Items from a dataset:
· · ·

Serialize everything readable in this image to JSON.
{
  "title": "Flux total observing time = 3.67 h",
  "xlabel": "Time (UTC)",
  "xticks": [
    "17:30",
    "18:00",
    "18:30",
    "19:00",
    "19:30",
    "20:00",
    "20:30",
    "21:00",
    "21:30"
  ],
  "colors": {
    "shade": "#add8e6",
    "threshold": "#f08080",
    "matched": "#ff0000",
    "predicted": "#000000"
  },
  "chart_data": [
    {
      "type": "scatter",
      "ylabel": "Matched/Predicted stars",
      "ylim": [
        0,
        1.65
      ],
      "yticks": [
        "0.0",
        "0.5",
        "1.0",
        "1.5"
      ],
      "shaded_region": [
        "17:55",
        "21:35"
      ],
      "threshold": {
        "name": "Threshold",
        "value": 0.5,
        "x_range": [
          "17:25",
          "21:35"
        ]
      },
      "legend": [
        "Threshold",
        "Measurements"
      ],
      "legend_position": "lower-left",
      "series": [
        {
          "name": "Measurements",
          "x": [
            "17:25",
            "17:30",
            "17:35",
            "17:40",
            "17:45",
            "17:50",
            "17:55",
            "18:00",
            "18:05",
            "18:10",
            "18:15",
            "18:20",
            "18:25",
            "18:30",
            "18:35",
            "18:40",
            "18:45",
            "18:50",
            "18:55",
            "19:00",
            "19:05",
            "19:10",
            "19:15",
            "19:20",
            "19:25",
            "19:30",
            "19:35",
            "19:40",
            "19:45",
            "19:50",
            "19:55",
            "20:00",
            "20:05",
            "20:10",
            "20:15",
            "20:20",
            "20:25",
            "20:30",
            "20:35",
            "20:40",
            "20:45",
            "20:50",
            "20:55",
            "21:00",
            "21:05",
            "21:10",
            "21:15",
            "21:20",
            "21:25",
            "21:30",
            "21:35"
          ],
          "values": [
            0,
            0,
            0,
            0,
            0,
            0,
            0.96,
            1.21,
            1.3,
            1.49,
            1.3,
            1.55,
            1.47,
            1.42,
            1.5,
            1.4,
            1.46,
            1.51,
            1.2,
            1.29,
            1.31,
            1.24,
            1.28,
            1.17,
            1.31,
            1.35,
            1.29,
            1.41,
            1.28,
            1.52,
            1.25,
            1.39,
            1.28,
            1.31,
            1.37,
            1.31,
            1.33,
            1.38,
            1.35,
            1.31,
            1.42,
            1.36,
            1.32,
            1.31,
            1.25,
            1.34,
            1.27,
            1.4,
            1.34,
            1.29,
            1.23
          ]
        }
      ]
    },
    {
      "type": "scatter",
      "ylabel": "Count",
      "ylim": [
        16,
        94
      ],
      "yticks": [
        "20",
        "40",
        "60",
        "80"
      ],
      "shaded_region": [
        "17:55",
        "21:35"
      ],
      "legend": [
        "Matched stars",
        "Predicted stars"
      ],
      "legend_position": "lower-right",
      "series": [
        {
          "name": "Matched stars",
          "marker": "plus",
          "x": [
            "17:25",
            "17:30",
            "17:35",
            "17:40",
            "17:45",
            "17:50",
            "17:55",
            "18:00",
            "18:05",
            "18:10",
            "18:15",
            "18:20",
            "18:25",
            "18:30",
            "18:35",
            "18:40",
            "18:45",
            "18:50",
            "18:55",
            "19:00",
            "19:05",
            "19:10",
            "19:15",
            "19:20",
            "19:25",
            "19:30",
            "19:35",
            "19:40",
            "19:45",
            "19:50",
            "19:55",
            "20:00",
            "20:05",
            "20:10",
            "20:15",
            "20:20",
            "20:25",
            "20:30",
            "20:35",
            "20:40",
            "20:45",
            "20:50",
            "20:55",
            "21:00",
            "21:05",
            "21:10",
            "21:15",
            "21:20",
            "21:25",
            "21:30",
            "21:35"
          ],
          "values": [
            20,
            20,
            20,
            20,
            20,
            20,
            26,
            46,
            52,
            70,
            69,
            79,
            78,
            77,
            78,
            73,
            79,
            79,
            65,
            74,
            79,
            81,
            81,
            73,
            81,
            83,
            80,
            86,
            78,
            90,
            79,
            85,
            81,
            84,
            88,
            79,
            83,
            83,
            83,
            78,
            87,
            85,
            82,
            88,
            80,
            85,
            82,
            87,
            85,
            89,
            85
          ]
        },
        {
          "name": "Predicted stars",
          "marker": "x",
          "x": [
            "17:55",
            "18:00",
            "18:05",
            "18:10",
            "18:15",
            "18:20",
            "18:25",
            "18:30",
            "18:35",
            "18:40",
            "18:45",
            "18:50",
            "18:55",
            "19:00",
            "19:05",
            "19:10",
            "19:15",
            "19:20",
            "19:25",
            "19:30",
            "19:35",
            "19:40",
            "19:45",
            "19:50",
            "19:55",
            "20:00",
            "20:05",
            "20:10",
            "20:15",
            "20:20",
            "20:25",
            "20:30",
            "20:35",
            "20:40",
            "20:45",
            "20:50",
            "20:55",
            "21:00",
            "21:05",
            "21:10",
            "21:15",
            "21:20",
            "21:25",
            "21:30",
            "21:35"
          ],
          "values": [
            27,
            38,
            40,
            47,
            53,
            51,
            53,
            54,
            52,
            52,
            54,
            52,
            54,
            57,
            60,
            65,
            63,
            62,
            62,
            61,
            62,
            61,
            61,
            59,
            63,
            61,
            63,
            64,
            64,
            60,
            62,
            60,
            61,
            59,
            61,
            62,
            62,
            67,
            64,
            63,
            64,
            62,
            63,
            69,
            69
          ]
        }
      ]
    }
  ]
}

· · ·

Write out every line from the records above, word for word.

Serialize everything readable in this image to JSON.
{
  "title": "Flux total observing time = 3.67 h",
  "xlabel": "Time (UTC)",
  "xticks": [
    "17:30",
    "18:00",
    "18:30",
    "19:00",
    "19:30",
    "20:00",
    "20:30",
    "21:00",
    "21:30"
  ],
  "colors": {
    "shade": "#add8e6",
    "threshold": "#f08080",
    "matched": "#ff0000",
    "predicted": "#000000"
  },
  "chart_data": [
    {
      "type": "scatter",
      "ylabel": "Matched/Predicted stars",
      "ylim": [
        0,
        1.65
      ],
      "yticks": [
        "0.0",
        "0.5",
        "1.0",
        "1.5"
      ],
      "shaded_region": [
        "17:55",
        "21:35"
      ],
      "threshold": {
        "name": "Threshold",
        "value": 0.5,
        "x_range": [
          "17:25",
          "21:35"
        ]
      },
      "legend": [
        "Threshold",
        "Measurements"
      ],
      "legend_position": "lower-left",
      "series": [
        {
          "name": "Measurements",
          "x": [
            "17:25",
            "17:30",
            "17:35",
            "17:40",
            "17:45",
            "17:50",
            "17:55",
            "18:00",
            "18:05",
            "18:10",
            "18:15",
            "18:20",
            "18:25",
            "18:30",
            "18:35",
            "18:40",
            "18:45",
            "18:50",
            "18:55",
            "19:00",
            "19:05",
            "19:10",
            "19:15",
            "19:20",
            "19:25",
            "19:30",
            "19:35",
            "19:40",
            "19:45",
            "19:50",
            "19:55",
            "20:00",
            "20:05",
            "20:10",
            "20:15",
            "20:20",
            "20:25",
            "20:30",
            "20:35",
            "20:40",
            "20:45",
            "20:50",
            "20:55",
            "21:00",
            "21:05",
            "21:10",
            "21:15",
            "21:20",
            "21:25",
            "21:30",
            "21:35"
          ],
          "values": [
            0,
            0,
            0,
            0,
            0,
            0,
            0.96,
            1.21,
            1.3,
            1.49,
            1.3,
            1.55,
            1.47,
            1.42,
            1.5,
            1.4,
            1.46,
            1.51,
            1.2,
            1.29,
            1.31,
            1.24,
            1.28,
            1.17,
            1.31,
            1.35,
            1.29,
            1.41,
            1.28,
            1.52,
            1.25,
            1.39,
            1.28,
            1.31,
            1.37,
            1.31,
            1.33,
            1.38,
            1.35,
            1.31,
            1.42,
            1.36,
            1.32,
            1.31,
            1.25,
            1.34,
            1.27,
            1.4,
            1.34,
            1.29,
            1.23
          ]
        }
      ]
    },
    {
      "type": "scatter",
      "ylabel": "Count",
      "ylim": [
        16,
        94
      ],
      "yticks": [
        "20",
        "40",
        "60",
        "80"
      ],
      "shaded_region": [
        "17:55",
        "21:35"
      ],
      "legend": [
        "Matched stars",
        "Predicted stars"
      ],
      "legend_position": "lower-right",
      "series": [
        {
          "name": "Matched stars",
          "marker": "plus",
          "x": [
            "17:25",
            "17:30",
            "17:35",
            "17:40",
            "17:45",
            "17:50",
            "17:55",
            "18:00",
            "18:05",
            "18:10",
            "18:15",
            "18:20",
            "18:25",
            "18:30",
            "18:35",
            "18:40",
            "18:45",
            "18:50",
            "18:55",
            "19:00",
            "19:05",
            "19:10",
            "19:15",
            "19:20",
            "19:25",
            "19:30",
            "19:35",
            "19:40",
            "19:45",
            "19:50",
            "19:55",
            "20:00",
            "20:05",
            "20:10",
            "20:15",
            "20:20",
            "20:25",
            "20:30",
            "20:35",
            "20:40",
            "20:45",
            "20:50",
            "20:55",
            "21:00",
            "21:05",
            "21:10",
            "21:15",
            "21:20",
            "21:25",
            "21:30",
            "21:35"
          ],
          "values": [
            20,
            20,
            20,
            20,
            20,
            20,
            26,
            46,
            52,
            70,
            69,
            79,
            78,
            77,
            78,
            73,
            79,
            79,
            65,
            74,
            79,
            81,
            81,
            73,
            81,
            83,
            80,
            86,
            78,
            90,
            79,
            85,
            81,
            84,
            88,
            79,
            83,
            83,
            83,
            78,
            87,
            85,
            82,
            88,
            80,
            85,
            82,
            87,
            85,
            89,
            85
          ]
        },
        {
          "name": "Predicted stars",
          "marker": "x",
          "x": [
            "17:55",
            "18:00",
            "18:05",
            "18:10",
            "18:15",
            "18:20",
            "18:25",
            "18:30",
            "18:35",
            "18:40",
            "18:45",
            "18:50",
            "18:55",
            "19:00",
            "19:05",
            "19:10",
            "19:15",
            "19:20",
            "19:25",
            "19:30",
            "19:35",
            "19:40",
            "19:45",
            "19:50",
            "19:55",
            "20:00",
            "20:05",
            "20:10",
            "20:15",
            "20:20",
            "20:25",
            "20:30",
            "20:35",
            "20:40",
            "20:45",
            "20:50",
            "20:55",
            "21:00",
            "21:05",
            "21:10",
            "21:15",
            "21:20",
            "21:25",
            "21:30",
            "21:35"
          ],
          "values": [
            27,
            38,
            40,
            47,
            53,
            51,
            53,
            54,
            52,
            52,
            54,
            52,
            54,
            57,
            60,
            65,
            63,
            62,
            62,
            61,
            62,
            61,
            61,
            59,
            63,
            61,
            63,
            64,
            64,
            60,
            62,
            60,
            61,
            59,
            61,
            62,
            62,
            67,
            64,
            63,
            64,
            62,
            63,
            69,
            69
          ]
        }
      ]
    }
  ]
}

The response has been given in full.